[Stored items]
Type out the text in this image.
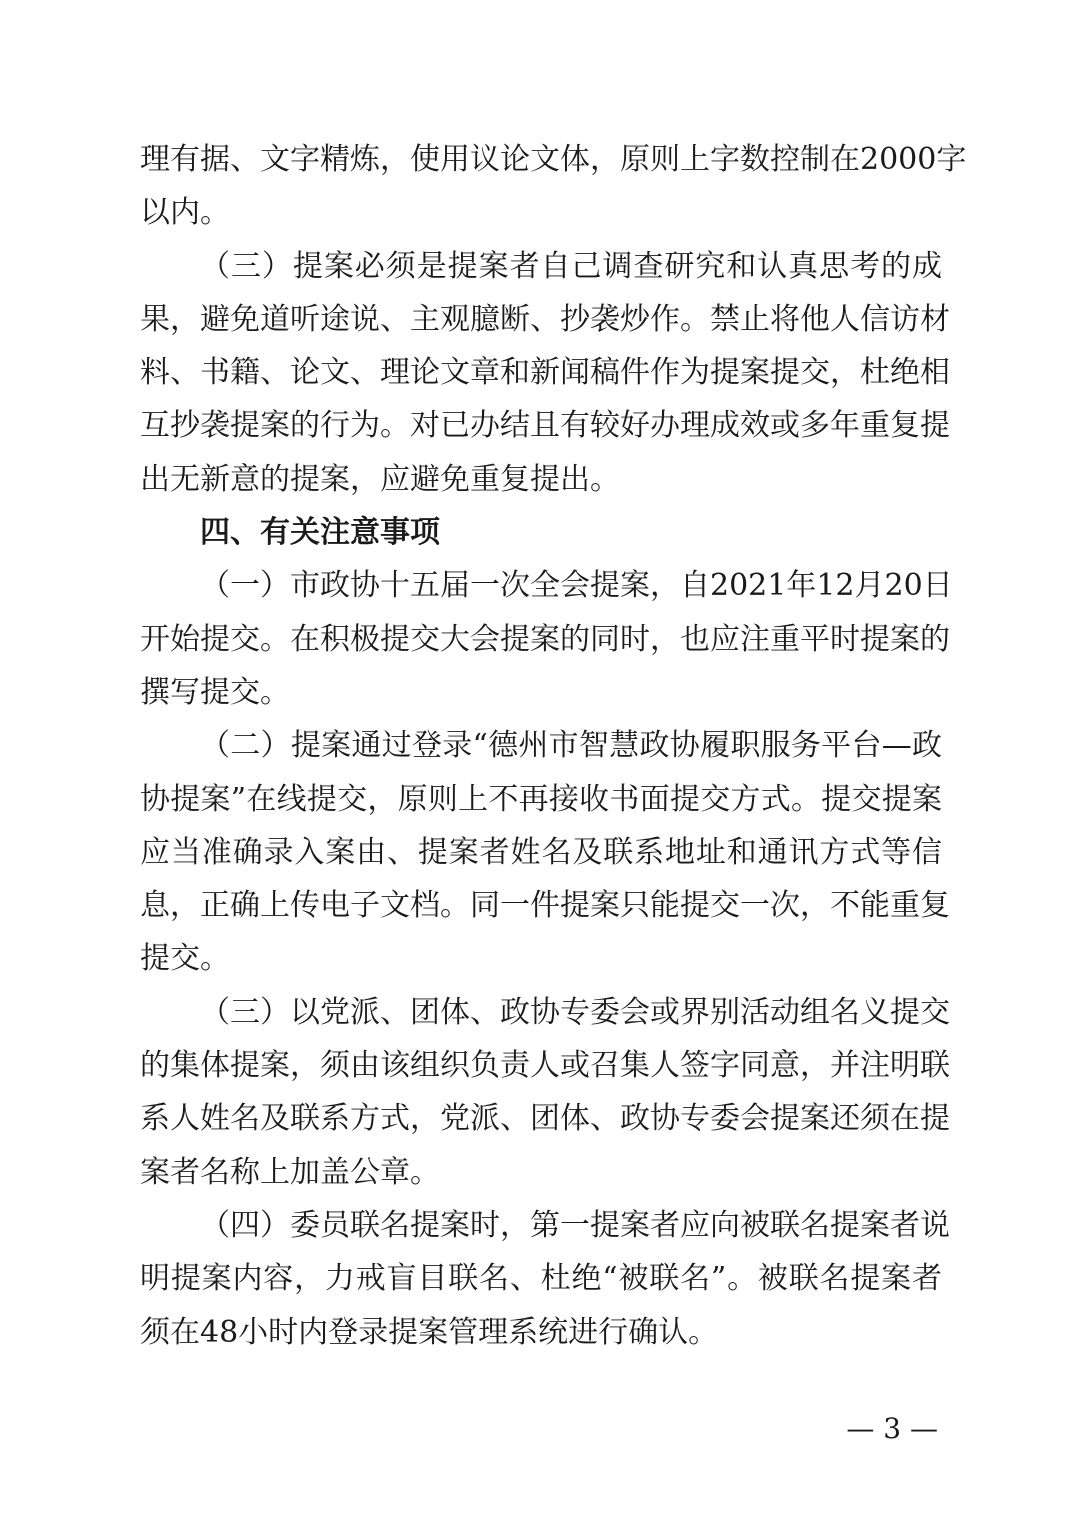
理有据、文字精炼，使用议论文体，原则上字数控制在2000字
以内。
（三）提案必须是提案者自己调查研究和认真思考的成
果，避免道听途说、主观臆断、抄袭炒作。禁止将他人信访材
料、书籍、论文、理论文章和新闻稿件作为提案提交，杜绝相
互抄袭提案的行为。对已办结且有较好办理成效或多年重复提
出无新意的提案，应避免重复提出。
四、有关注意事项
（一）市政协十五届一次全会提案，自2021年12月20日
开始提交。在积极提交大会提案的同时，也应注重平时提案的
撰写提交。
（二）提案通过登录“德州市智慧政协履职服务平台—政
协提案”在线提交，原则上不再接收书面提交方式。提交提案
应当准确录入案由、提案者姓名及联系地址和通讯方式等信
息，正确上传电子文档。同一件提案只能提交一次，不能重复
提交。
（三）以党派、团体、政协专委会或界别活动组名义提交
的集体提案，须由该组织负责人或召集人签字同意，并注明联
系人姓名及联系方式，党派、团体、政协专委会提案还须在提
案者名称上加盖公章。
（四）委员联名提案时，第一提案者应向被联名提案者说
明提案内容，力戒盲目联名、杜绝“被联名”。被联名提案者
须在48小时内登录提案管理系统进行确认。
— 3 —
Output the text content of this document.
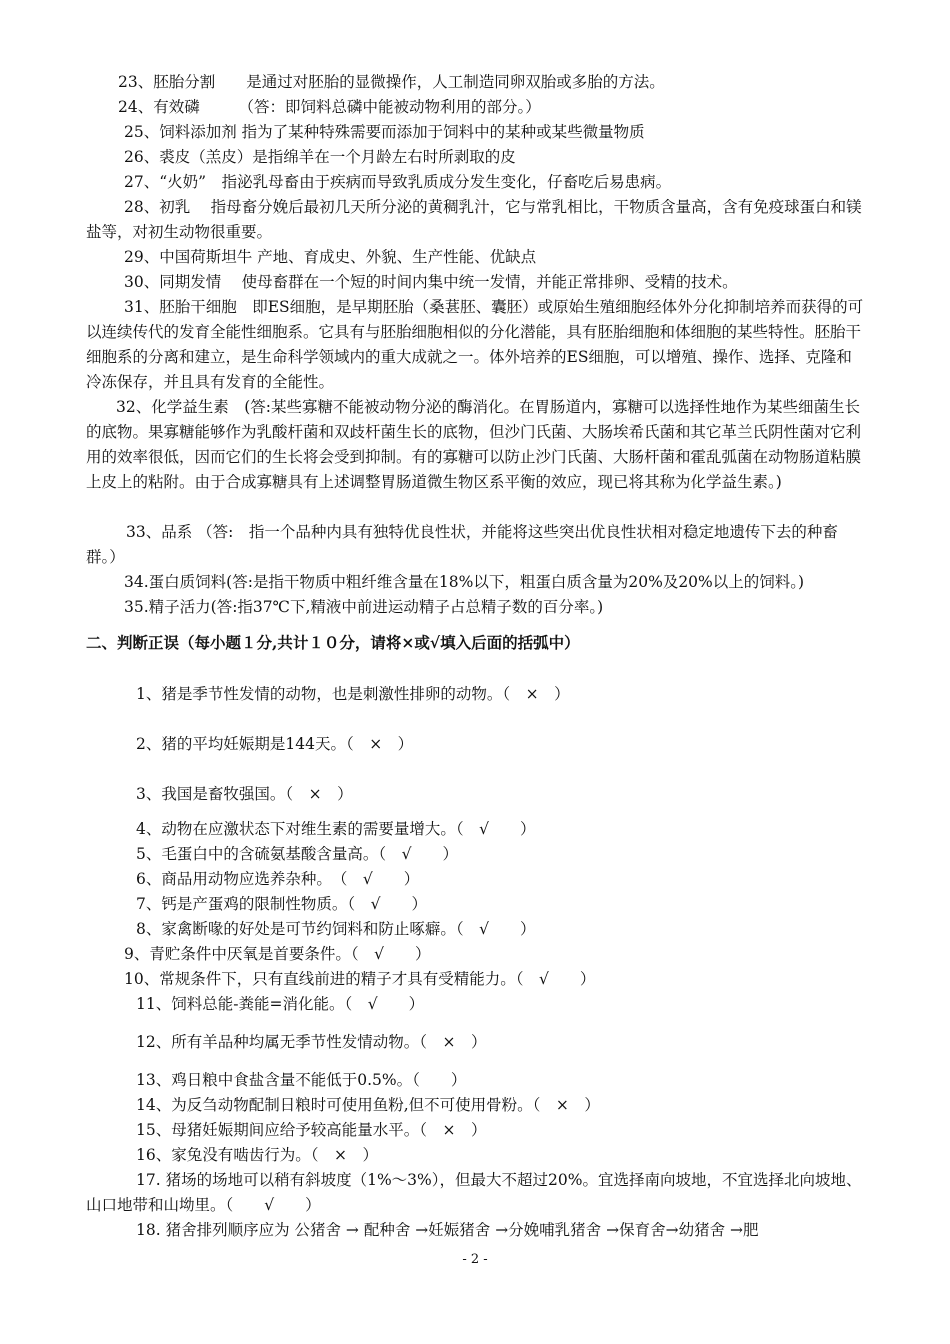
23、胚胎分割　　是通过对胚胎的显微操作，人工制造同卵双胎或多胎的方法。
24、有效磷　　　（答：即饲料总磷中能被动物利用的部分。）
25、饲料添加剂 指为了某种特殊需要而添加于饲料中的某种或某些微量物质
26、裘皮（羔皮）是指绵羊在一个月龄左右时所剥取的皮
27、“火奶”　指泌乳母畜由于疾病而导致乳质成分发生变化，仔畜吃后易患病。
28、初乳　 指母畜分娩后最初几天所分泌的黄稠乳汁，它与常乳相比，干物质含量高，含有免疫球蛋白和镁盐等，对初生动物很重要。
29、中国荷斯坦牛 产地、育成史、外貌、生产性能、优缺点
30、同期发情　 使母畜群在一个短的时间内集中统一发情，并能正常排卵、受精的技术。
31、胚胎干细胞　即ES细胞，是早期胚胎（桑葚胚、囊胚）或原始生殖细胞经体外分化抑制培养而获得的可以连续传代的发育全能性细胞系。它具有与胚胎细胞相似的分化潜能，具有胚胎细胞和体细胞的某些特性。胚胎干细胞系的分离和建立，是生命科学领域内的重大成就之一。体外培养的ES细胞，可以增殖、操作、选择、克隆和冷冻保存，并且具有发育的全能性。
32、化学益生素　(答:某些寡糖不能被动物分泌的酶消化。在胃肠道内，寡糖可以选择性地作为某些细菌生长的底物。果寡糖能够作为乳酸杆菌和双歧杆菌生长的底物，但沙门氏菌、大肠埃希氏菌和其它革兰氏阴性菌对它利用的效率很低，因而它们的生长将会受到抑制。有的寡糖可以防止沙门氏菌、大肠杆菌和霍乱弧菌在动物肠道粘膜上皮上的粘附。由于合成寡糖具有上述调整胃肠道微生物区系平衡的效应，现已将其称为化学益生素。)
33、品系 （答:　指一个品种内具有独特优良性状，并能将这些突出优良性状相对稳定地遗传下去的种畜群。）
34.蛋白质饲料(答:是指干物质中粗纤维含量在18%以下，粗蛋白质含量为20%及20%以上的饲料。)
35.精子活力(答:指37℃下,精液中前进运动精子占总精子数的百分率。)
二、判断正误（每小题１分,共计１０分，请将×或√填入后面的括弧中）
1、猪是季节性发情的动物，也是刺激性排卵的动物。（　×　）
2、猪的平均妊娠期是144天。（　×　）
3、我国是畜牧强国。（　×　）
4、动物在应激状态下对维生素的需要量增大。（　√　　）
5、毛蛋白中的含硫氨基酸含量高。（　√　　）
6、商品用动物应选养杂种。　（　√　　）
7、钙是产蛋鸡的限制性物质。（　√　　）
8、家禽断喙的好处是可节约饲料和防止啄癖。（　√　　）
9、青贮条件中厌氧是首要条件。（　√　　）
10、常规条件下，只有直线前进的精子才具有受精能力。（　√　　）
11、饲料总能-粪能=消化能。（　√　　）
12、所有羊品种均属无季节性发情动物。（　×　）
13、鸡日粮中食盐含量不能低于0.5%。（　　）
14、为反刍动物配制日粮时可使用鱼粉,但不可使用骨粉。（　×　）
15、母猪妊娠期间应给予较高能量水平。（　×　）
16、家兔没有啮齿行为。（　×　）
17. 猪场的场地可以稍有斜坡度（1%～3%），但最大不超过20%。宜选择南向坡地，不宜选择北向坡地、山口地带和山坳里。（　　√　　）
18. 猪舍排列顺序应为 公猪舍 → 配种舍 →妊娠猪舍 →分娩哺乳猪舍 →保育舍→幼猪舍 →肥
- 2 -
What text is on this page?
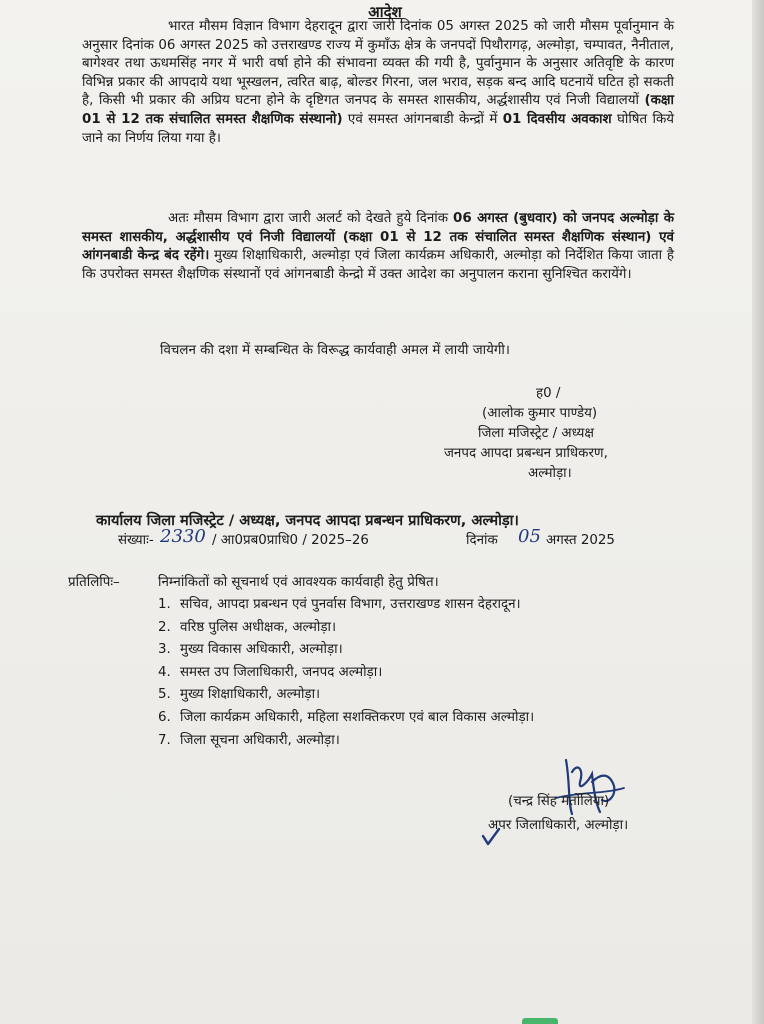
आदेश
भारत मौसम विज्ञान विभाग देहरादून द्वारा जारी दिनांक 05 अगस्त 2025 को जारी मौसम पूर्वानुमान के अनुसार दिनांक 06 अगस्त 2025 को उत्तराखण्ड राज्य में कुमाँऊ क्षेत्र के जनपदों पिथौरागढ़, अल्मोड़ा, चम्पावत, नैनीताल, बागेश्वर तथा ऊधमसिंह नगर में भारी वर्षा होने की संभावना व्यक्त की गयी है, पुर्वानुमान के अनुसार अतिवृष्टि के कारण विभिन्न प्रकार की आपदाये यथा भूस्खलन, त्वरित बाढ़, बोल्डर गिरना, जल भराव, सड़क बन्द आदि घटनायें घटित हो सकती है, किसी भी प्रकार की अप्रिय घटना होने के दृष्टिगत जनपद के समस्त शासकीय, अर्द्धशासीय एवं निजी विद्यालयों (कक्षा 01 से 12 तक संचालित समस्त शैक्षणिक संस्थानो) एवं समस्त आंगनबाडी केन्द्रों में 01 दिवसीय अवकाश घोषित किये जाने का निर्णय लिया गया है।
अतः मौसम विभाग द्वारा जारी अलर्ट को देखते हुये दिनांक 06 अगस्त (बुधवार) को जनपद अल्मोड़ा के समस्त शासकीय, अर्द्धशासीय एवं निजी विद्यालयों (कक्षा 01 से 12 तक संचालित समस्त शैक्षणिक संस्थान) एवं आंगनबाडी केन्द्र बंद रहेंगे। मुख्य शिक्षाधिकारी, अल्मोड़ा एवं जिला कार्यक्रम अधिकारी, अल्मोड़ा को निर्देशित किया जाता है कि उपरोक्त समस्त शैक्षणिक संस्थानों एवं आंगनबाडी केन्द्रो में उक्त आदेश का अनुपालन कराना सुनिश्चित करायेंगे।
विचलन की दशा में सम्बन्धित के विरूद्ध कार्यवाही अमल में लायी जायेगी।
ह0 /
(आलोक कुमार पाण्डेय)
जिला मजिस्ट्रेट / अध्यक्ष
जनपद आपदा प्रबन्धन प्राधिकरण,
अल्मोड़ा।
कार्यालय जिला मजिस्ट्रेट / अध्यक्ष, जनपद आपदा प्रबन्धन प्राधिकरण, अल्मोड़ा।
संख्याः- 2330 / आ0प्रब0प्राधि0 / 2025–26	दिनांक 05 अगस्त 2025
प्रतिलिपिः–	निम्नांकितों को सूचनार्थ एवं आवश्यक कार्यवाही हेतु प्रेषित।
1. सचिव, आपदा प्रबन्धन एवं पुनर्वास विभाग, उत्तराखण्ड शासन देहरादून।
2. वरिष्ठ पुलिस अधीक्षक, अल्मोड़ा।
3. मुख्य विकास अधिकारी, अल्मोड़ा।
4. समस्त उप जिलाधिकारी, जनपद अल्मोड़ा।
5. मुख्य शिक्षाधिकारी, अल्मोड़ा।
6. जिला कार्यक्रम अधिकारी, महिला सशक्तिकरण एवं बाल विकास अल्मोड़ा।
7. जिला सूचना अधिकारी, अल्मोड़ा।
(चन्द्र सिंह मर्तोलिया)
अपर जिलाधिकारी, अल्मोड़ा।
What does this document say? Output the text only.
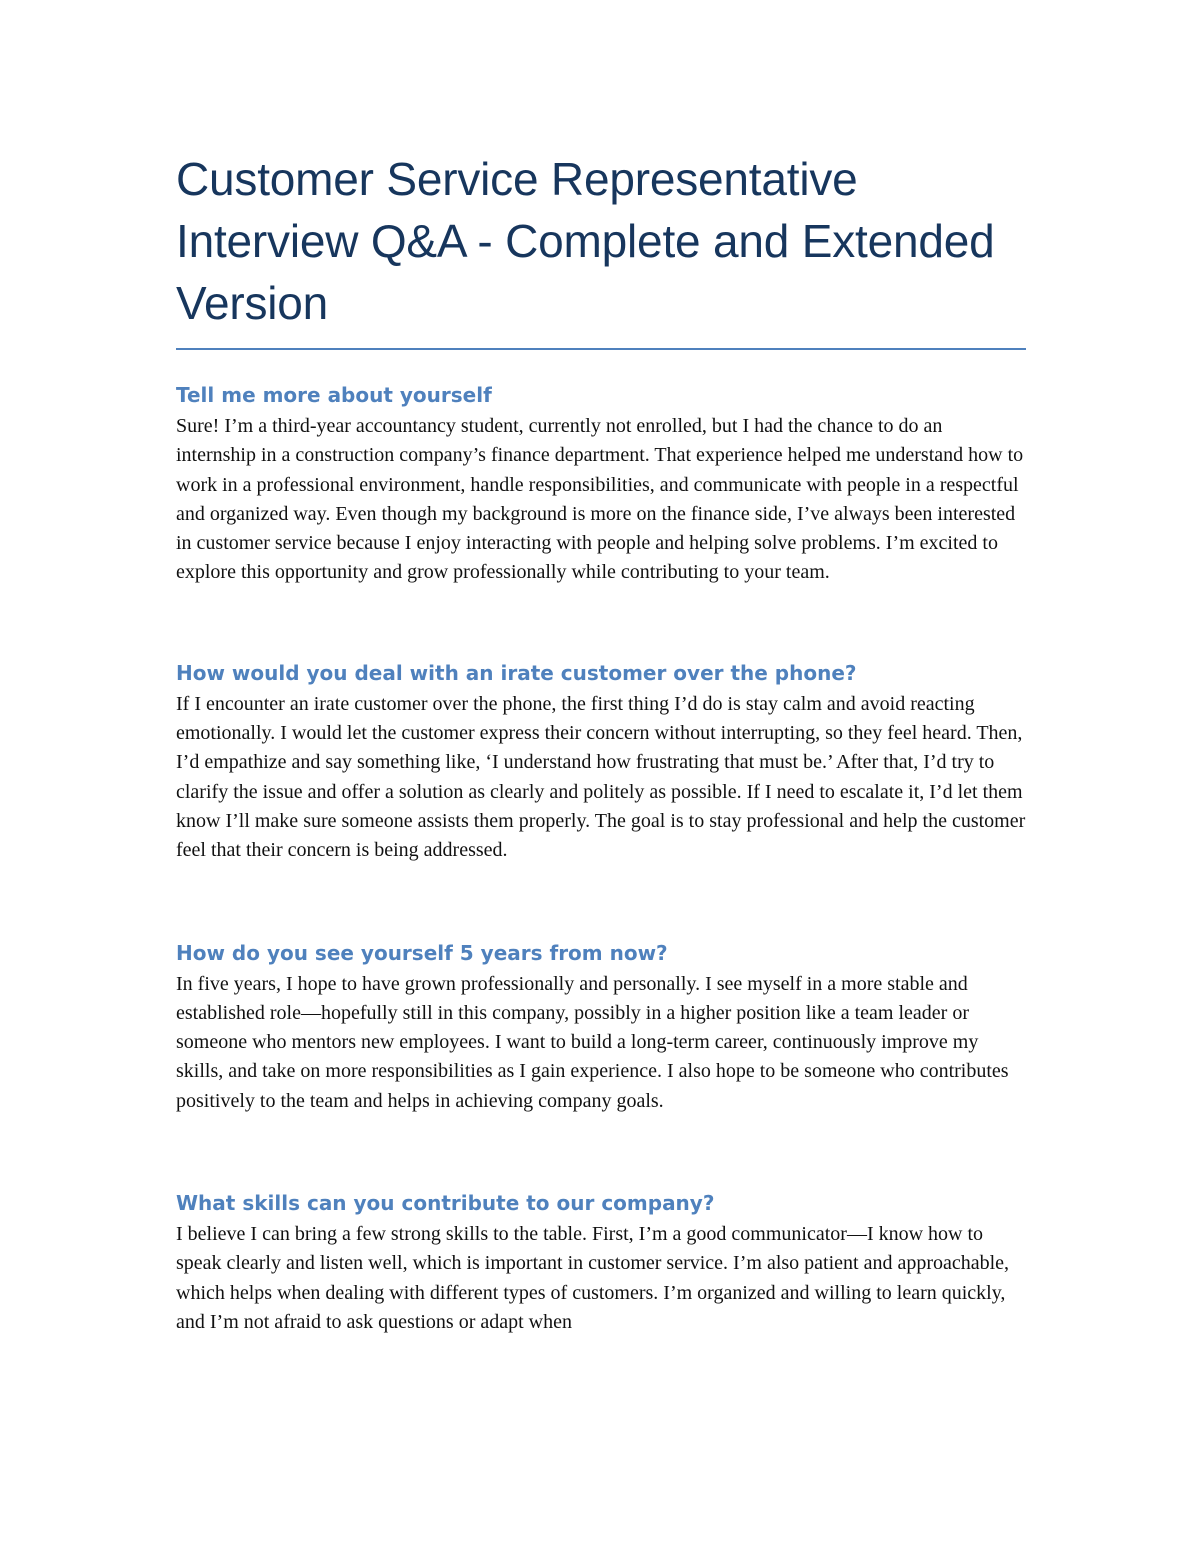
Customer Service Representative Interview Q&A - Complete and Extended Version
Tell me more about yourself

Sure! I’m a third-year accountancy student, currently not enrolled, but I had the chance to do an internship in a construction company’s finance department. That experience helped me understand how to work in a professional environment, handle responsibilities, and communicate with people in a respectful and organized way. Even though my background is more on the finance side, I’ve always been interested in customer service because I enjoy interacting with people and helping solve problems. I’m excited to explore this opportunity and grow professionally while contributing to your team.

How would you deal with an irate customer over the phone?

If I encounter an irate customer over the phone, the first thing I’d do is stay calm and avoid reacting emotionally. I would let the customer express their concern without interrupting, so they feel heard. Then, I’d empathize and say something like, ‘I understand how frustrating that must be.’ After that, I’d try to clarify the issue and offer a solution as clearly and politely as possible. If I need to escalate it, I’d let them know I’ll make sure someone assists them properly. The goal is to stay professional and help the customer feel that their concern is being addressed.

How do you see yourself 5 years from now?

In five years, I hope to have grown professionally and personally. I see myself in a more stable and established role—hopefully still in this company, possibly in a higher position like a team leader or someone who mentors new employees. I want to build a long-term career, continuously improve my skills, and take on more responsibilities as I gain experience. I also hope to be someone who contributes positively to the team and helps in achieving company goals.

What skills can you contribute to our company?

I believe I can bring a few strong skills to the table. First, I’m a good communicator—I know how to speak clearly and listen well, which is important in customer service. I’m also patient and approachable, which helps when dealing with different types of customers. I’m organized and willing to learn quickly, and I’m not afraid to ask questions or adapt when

TASK GOAL:
Consider the entries above and return each line with the string "also".

OUTPUT FOR THIS EXERCISE:
In five years, I hope to have grown professionally and personally. I see myself in a more stable and established role—hopefully still in this company, possibly in a higher position like a team leader or someone who mentors new employees. I want to build a long-term career, continuously improve my skills, and take on more responsibilities as I gain experience. I also hope to be someone who contributes positively to the team and helps in achieving company goals.
I believe I can bring a few strong skills to the table. First, I’m a good communicator—I know how to speak clearly and listen well, which is important in customer service. I’m also patient and approachable, which helps when dealing with different types of customers. I’m organized and willing to learn quickly, and I’m not afraid to ask questions or adapt when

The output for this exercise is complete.